┌────────

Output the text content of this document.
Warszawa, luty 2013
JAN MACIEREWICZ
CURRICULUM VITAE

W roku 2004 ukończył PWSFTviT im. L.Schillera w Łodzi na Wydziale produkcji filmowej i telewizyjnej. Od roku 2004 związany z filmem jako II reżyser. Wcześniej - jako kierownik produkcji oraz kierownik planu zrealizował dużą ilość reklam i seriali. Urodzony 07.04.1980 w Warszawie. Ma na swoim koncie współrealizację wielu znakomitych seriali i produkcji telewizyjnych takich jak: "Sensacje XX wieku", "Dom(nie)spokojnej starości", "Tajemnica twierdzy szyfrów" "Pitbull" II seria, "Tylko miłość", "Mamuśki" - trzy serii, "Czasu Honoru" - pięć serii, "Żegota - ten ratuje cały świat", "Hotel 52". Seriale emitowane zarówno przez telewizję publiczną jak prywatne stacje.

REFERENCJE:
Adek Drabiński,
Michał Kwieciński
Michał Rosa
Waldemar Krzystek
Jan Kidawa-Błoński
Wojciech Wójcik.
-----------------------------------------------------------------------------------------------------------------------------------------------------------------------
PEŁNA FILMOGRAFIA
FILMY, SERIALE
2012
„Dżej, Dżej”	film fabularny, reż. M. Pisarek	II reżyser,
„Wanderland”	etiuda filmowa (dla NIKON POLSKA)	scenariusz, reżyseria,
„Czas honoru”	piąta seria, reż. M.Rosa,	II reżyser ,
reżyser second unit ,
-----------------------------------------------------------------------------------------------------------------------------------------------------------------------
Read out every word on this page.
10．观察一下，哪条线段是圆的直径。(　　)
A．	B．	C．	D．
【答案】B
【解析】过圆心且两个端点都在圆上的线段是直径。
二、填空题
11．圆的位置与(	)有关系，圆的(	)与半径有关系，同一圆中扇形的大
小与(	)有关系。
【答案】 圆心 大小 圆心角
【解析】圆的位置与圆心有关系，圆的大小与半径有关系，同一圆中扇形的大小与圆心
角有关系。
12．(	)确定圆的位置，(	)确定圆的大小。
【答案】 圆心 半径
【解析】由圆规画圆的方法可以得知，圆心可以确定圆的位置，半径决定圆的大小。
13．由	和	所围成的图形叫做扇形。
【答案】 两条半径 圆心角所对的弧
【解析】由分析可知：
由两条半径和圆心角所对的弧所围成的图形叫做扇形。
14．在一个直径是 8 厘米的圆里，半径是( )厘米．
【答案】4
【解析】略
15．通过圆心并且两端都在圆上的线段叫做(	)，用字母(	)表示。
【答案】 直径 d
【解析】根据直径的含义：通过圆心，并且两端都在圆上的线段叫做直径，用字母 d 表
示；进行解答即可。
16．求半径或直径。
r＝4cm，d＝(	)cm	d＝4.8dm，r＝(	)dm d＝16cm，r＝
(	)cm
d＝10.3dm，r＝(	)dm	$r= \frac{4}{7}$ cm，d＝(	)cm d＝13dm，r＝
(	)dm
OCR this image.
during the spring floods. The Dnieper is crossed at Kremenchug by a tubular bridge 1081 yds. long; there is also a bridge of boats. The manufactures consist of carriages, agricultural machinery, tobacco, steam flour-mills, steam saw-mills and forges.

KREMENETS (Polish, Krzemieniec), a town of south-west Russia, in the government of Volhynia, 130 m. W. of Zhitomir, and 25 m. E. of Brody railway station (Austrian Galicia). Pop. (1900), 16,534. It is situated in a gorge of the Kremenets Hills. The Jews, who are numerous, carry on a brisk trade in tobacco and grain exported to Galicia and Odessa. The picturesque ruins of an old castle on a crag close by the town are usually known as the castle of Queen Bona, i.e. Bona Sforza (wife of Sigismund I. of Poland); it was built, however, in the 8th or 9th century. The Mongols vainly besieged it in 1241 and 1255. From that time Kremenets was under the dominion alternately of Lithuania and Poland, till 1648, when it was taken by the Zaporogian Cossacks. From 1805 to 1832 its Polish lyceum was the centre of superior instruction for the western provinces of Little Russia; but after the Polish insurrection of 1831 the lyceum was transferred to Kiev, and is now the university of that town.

└────────

### WHAT YOU WILL DO
Return what is listed above, exactly and completely.

### FINAL ANSWER
Output the text content of this document.
Warszawa, luty 2013
JAN MACIEREWICZ
CURRICULUM VITAE

W roku 2004 ukończył PWSFTviT im. L.Schillera w Łodzi na Wydziale produkcji filmowej i telewizyjnej. Od roku 2004 związany z filmem jako II reżyser. Wcześniej - jako kierownik produkcji oraz kierownik planu zrealizował dużą ilość reklam i seriali. Urodzony 07.04.1980 w Warszawie. Ma na swoim koncie współrealizację wielu znakomitych seriali i produkcji telewizyjnych takich jak: "Sensacje XX wieku", "Dom(nie)spokojnej starości", "Tajemnica twierdzy szyfrów" "Pitbull" II seria, "Tylko miłość", "Mamuśki" - trzy serii, "Czasu Honoru" - pięć serii, "Żegota - ten ratuje cały świat", "Hotel 52". Seriale emitowane zarówno przez telewizję publiczną jak prywatne stacje.

REFERENCJE:
Adek Drabiński,
Michał Kwieciński
Michał Rosa
Waldemar Krzystek
Jan Kidawa-Błoński
Wojciech Wójcik.
-----------------------------------------------------------------------------------------------------------------------------------------------------------------------
PEŁNA FILMOGRAFIA
FILMY, SERIALE
2012
„Dżej, Dżej”	film fabularny, reż. M. Pisarek	II reżyser,
„Wanderland”	etiuda filmowa (dla NIKON POLSKA)	scenariusz, reżyseria,
„Czas honoru”	piąta seria, reż. M.Rosa,	II reżyser ,
reżyser second unit ,
-----------------------------------------------------------------------------------------------------------------------------------------------------------------------
Read out every word on this page.
10．观察一下，哪条线段是圆的直径。(　　)
A．	B．	C．	D．
【答案】B
【解析】过圆心且两个端点都在圆上的线段是直径。
二、填空题
11．圆的位置与(	)有关系，圆的(	)与半径有关系，同一圆中扇形的大
小与(	)有关系。
【答案】 圆心 大小 圆心角
【解析】圆的位置与圆心有关系，圆的大小与半径有关系，同一圆中扇形的大小与圆心
角有关系。
12．(	)确定圆的位置，(	)确定圆的大小。
【答案】 圆心 半径
【解析】由圆规画圆的方法可以得知，圆心可以确定圆的位置，半径决定圆的大小。
13．由	和	所围成的图形叫做扇形。
【答案】 两条半径 圆心角所对的弧
【解析】由分析可知：
由两条半径和圆心角所对的弧所围成的图形叫做扇形。
14．在一个直径是 8 厘米的圆里，半径是( )厘米．
【答案】4
【解析】略
15．通过圆心并且两端都在圆上的线段叫做(	)，用字母(	)表示。
【答案】 直径 d
【解析】根据直径的含义：通过圆心，并且两端都在圆上的线段叫做直径，用字母 d 表
示；进行解答即可。
16．求半径或直径。
r＝4cm，d＝(	)cm	d＝4.8dm，r＝(	)dm d＝16cm，r＝
(	)cm
d＝10.3dm，r＝(	)dm	$r= \frac{4}{7}$ cm，d＝(	)cm d＝13dm，r＝
(	)dm
OCR this image.
during the spring floods. The Dnieper is crossed at Kremenchug by a tubular bridge 1081 yds. long; there is also a bridge of boats. The manufactures consist of carriages, agricultural machinery, tobacco, steam flour-mills, steam saw-mills and forges.

KREMENETS (Polish, Krzemieniec), a town of south-west Russia, in the government of Volhynia, 130 m. W. of Zhitomir, and 25 m. E. of Brody railway station (Austrian Galicia). Pop. (1900), 16,534. It is situated in a gorge of the Kremenets Hills. The Jews, who are numerous, carry on a brisk trade in tobacco and grain exported to Galicia and Odessa. The picturesque ruins of an old castle on a crag close by the town are usually known as the castle of Queen Bona, i.e. Bona Sforza (wife of Sigismund I. of Poland); it was built, however, in the 8th or 9th century. The Mongols vainly besieged it in 1241 and 1255. From that time Kremenets was under the dominion alternately of Lithuania and Poland, till 1648, when it was taken by the Zaporogian Cossacks. From 1805 to 1832 its Polish lyceum was the centre of superior instruction for the western provinces of Little Russia; but after the Polish insurrection of 1831 the lyceum was transferred to Kiev, and is now the university of that town.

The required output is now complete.